» **DATA TO USE**
------------------------------------------------

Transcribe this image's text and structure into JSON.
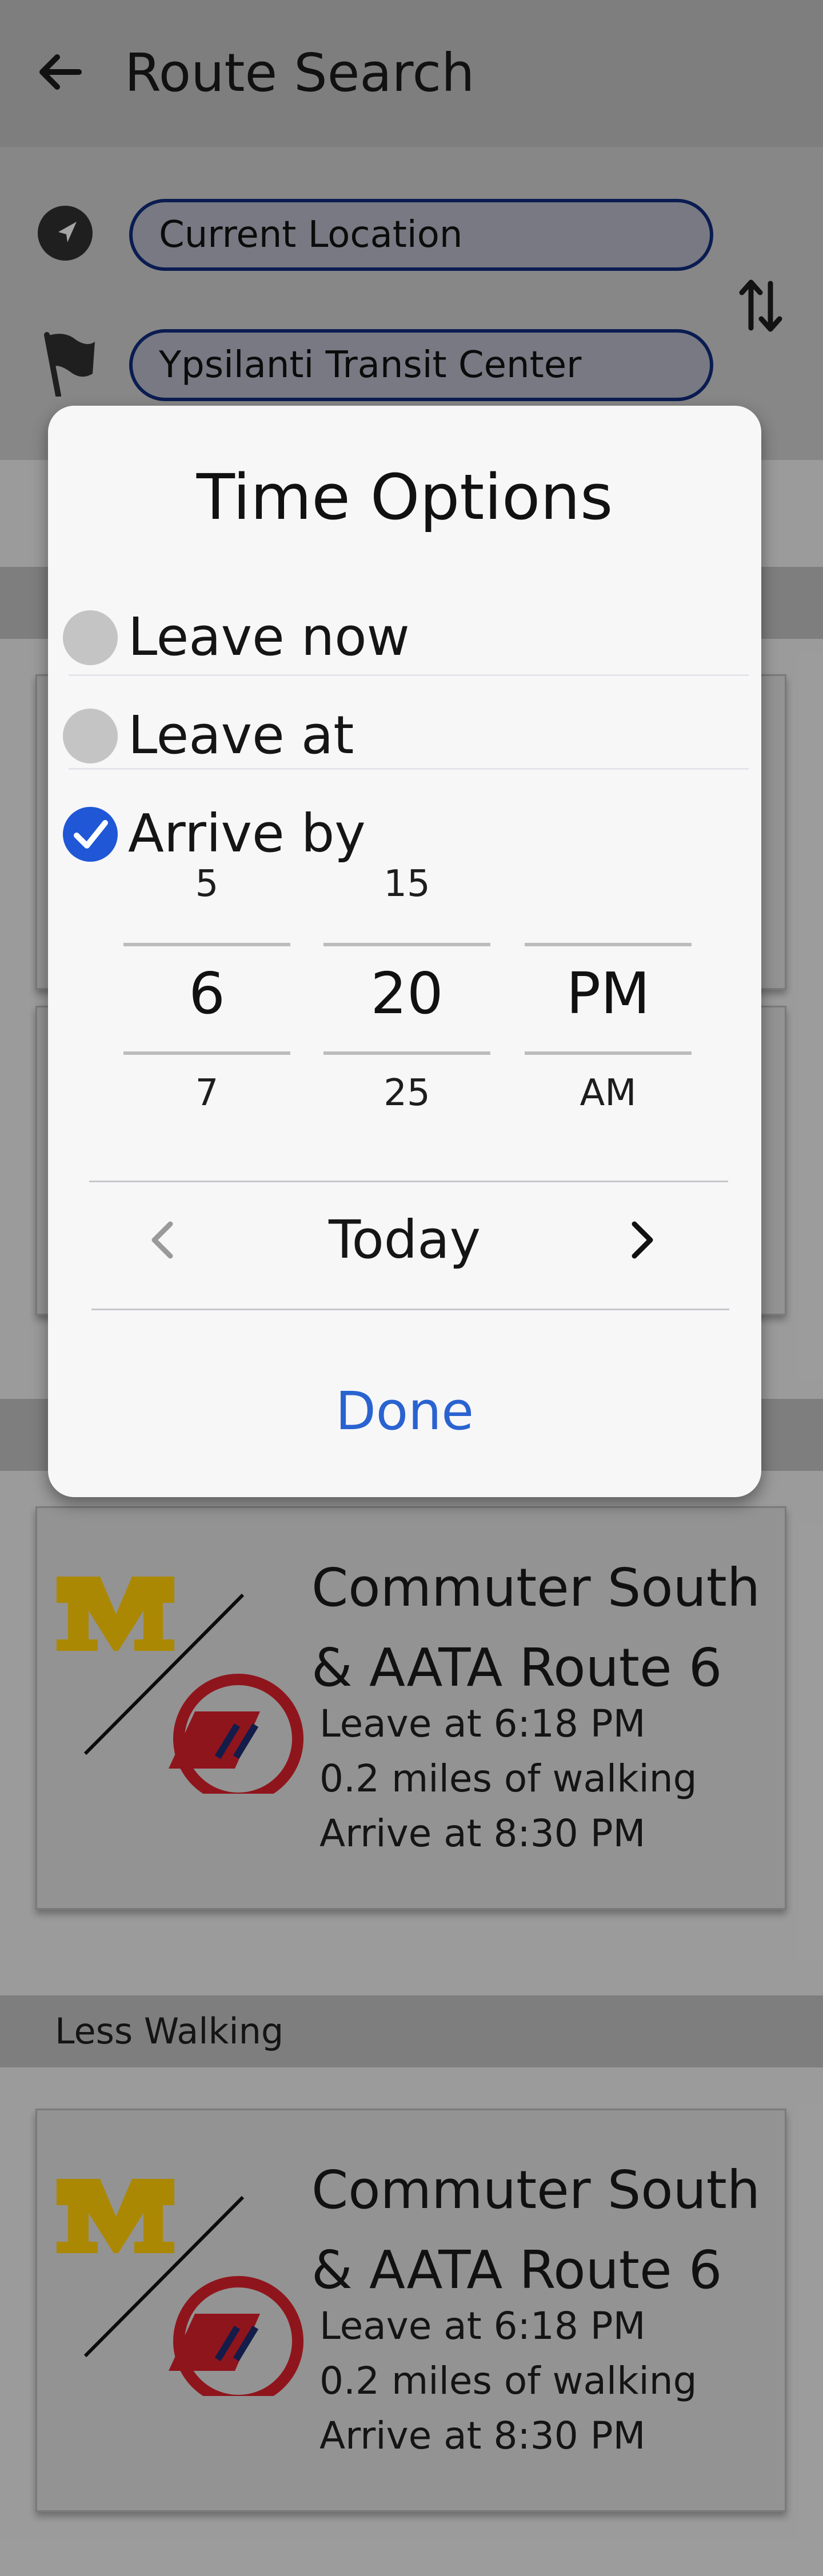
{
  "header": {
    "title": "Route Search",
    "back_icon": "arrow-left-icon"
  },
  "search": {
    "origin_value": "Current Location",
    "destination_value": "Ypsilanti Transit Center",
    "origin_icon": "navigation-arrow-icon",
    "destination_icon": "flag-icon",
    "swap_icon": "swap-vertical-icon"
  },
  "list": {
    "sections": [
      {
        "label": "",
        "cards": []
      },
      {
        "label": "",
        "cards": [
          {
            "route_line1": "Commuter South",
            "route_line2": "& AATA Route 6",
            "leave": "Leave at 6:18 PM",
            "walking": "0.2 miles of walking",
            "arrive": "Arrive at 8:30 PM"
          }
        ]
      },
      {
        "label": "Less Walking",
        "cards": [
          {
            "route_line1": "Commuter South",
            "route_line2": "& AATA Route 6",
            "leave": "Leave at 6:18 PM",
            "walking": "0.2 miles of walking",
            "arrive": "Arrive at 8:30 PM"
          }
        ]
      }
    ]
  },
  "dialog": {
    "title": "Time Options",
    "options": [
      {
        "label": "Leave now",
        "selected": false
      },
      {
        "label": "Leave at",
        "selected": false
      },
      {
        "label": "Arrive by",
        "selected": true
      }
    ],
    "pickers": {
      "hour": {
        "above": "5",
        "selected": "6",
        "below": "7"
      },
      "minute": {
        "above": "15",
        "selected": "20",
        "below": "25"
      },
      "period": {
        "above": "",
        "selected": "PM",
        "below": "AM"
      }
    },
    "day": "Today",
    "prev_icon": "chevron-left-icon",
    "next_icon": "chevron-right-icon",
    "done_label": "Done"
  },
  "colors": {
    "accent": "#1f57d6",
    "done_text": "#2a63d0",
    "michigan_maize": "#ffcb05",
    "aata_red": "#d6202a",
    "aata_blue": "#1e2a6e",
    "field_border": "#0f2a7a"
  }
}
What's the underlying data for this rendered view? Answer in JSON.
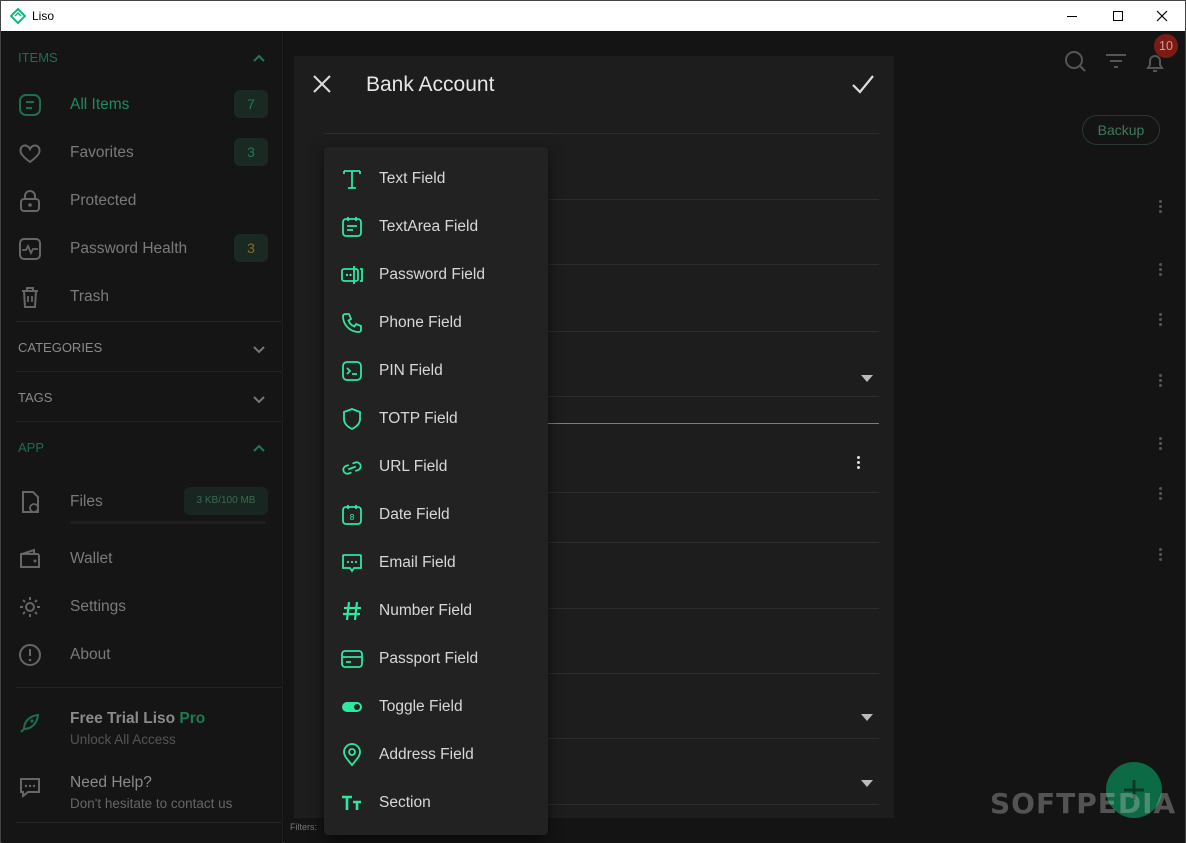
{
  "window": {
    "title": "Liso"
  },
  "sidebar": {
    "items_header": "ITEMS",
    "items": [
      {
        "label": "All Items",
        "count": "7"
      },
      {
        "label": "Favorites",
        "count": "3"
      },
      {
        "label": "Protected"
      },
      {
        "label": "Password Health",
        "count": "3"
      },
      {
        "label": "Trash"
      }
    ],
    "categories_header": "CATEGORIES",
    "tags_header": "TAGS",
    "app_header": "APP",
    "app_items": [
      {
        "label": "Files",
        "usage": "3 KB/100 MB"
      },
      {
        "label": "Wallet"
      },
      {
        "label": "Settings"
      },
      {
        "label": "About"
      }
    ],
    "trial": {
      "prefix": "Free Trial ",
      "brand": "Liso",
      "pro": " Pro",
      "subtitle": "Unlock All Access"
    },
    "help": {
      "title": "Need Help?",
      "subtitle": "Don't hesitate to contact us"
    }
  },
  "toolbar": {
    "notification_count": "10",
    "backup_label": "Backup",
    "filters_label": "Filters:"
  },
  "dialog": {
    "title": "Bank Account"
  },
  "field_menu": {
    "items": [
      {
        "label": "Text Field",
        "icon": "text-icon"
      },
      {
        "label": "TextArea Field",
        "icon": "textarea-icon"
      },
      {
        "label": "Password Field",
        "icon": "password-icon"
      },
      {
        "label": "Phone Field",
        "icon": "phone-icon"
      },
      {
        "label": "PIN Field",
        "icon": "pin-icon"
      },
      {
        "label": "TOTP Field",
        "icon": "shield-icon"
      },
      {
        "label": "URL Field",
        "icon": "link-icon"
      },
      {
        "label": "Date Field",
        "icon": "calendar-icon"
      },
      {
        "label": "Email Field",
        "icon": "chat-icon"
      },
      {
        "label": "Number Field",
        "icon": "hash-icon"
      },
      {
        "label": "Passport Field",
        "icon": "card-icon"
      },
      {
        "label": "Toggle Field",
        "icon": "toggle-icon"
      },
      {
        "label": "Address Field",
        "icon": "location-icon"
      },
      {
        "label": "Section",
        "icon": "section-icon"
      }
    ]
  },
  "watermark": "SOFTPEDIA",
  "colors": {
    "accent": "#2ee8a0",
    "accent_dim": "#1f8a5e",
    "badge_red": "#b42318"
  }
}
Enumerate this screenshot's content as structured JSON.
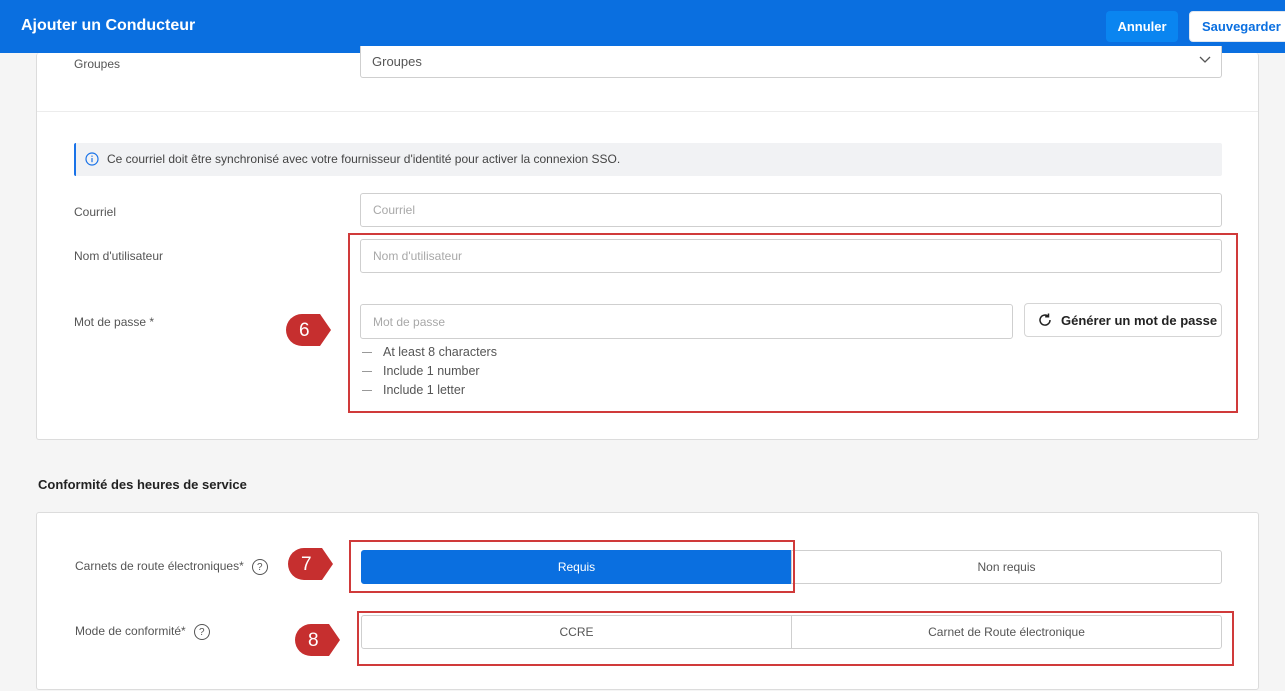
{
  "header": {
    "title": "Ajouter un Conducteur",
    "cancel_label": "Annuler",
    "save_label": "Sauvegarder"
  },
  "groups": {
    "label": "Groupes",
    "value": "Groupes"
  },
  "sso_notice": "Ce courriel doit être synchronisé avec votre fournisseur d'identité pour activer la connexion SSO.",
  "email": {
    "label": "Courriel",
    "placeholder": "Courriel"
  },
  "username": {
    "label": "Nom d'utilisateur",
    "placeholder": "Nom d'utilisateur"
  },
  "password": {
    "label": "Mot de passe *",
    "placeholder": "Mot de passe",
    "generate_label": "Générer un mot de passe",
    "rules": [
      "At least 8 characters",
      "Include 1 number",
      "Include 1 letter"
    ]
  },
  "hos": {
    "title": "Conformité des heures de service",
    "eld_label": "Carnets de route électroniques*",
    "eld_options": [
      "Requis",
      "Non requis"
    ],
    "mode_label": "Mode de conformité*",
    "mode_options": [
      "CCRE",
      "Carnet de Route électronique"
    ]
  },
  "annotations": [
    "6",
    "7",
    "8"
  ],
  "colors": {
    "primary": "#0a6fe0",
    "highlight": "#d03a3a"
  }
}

------------------------------------------------

» **PROBLEM REQUIREMENTS**
Quote every line word for word and keep the images out of the copy.

» **COMPLETED TASK**
Transcribe this image's text and structure into JSON.
{
  "header": {
    "title": "Route Search",
    "back_icon": "arrow-left-icon"
  },
  "search": {
    "origin_value": "Current Location",
    "destination_value": "Ypsilanti Transit Center",
    "origin_icon": "navigation-arrow-icon",
    "destination_icon": "flag-icon",
    "swap_icon": "swap-vertical-icon"
  },
  "list": {
    "sections": [
      {
        "label": "",
        "cards": []
      },
      {
        "label": "",
        "cards": [
          {
            "route_line1": "Commuter South",
            "route_line2": "& AATA Route 6",
            "leave": "Leave at 6:18 PM",
            "walking": "0.2 miles of walking",
            "arrive": "Arrive at 8:30 PM"
          }
        ]
      },
      {
        "label": "Less Walking",
        "cards": [
          {
            "route_line1": "Commuter South",
            "route_line2": "& AATA Route 6",
            "leave": "Leave at 6:18 PM",
            "walking": "0.2 miles of walking",
            "arrive": "Arrive at 8:30 PM"
          }
        ]
      }
    ]
  },
  "dialog": {
    "title": "Time Options",
    "options": [
      {
        "label": "Leave now",
        "selected": false
      },
      {
        "label": "Leave at",
        "selected": false
      },
      {
        "label": "Arrive by",
        "selected": true
      }
    ],
    "pickers": {
      "hour": {
        "above": "5",
        "selected": "6",
        "below": "7"
      },
      "minute": {
        "above": "15",
        "selected": "20",
        "below": "25"
      },
      "period": {
        "above": "",
        "selected": "PM",
        "below": "AM"
      }
    },
    "day": "Today",
    "prev_icon": "chevron-left-icon",
    "next_icon": "chevron-right-icon",
    "done_label": "Done"
  },
  "colors": {
    "accent": "#1f57d6",
    "done_text": "#2a63d0",
    "michigan_maize": "#ffcb05",
    "aata_red": "#d6202a",
    "aata_blue": "#1e2a6e",
    "field_border": "#0f2a7a"
  }
}
What's the underlying data for this rendered view? Answer in JSON.
{
  "window": {
    "title": "Liso"
  },
  "sidebar": {
    "items_header": "ITEMS",
    "items": [
      {
        "label": "All Items",
        "count": "7"
      },
      {
        "label": "Favorites",
        "count": "3"
      },
      {
        "label": "Protected"
      },
      {
        "label": "Password Health",
        "count": "3"
      },
      {
        "label": "Trash"
      }
    ],
    "categories_header": "CATEGORIES",
    "tags_header": "TAGS",
    "app_header": "APP",
    "app_items": [
      {
        "label": "Files",
        "usage": "3 KB/100 MB"
      },
      {
        "label": "Wallet"
      },
      {
        "label": "Settings"
      },
      {
        "label": "About"
      }
    ],
    "trial": {
      "prefix": "Free Trial ",
      "brand": "Liso",
      "pro": " Pro",
      "subtitle": "Unlock All Access"
    },
    "help": {
      "title": "Need Help?",
      "subtitle": "Don't hesitate to contact us"
    }
  },
  "toolbar": {
    "notification_count": "10",
    "backup_label": "Backup",
    "filters_label": "Filters:"
  },
  "dialog": {
    "title": "Bank Account"
  },
  "field_menu": {
    "items": [
      {
        "label": "Text Field",
        "icon": "text-icon"
      },
      {
        "label": "TextArea Field",
        "icon": "textarea-icon"
      },
      {
        "label": "Password Field",
        "icon": "password-icon"
      },
      {
        "label": "Phone Field",
        "icon": "phone-icon"
      },
      {
        "label": "PIN Field",
        "icon": "pin-icon"
      },
      {
        "label": "TOTP Field",
        "icon": "shield-icon"
      },
      {
        "label": "URL Field",
        "icon": "link-icon"
      },
      {
        "label": "Date Field",
        "icon": "calendar-icon"
      },
      {
        "label": "Email Field",
        "icon": "chat-icon"
      },
      {
        "label": "Number Field",
        "icon": "hash-icon"
      },
      {
        "label": "Passport Field",
        "icon": "card-icon"
      },
      {
        "label": "Toggle Field",
        "icon": "toggle-icon"
      },
      {
        "label": "Address Field",
        "icon": "location-icon"
      },
      {
        "label": "Section",
        "icon": "section-icon"
      }
    ]
  },
  "watermark": "SOFTPEDIA",
  "colors": {
    "accent": "#2ee8a0",
    "accent_dim": "#1f8a5e",
    "badge_red": "#b42318"
  }
}
Enumerate this screenshot's content as structured JSON.
{
  "header": {
    "title": "Ajouter un Conducteur",
    "cancel_label": "Annuler",
    "save_label": "Sauvegarder"
  },
  "groups": {
    "label": "Groupes",
    "value": "Groupes"
  },
  "sso_notice": "Ce courriel doit être synchronisé avec votre fournisseur d'identité pour activer la connexion SSO.",
  "email": {
    "label": "Courriel",
    "placeholder": "Courriel"
  },
  "username": {
    "label": "Nom d'utilisateur",
    "placeholder": "Nom d'utilisateur"
  },
  "password": {
    "label": "Mot de passe *",
    "placeholder": "Mot de passe",
    "generate_label": "Générer un mot de passe",
    "rules": [
      "At least 8 characters",
      "Include 1 number",
      "Include 1 letter"
    ]
  },
  "hos": {
    "title": "Conformité des heures de service",
    "eld_label": "Carnets de route électroniques*",
    "eld_options": [
      "Requis",
      "Non requis"
    ],
    "mode_label": "Mode de conformité*",
    "mode_options": [
      "CCRE",
      "Carnet de Route électronique"
    ]
  },
  "annotations": [
    "6",
    "7",
    "8"
  ],
  "colors": {
    "primary": "#0a6fe0",
    "highlight": "#d03a3a"
  }
}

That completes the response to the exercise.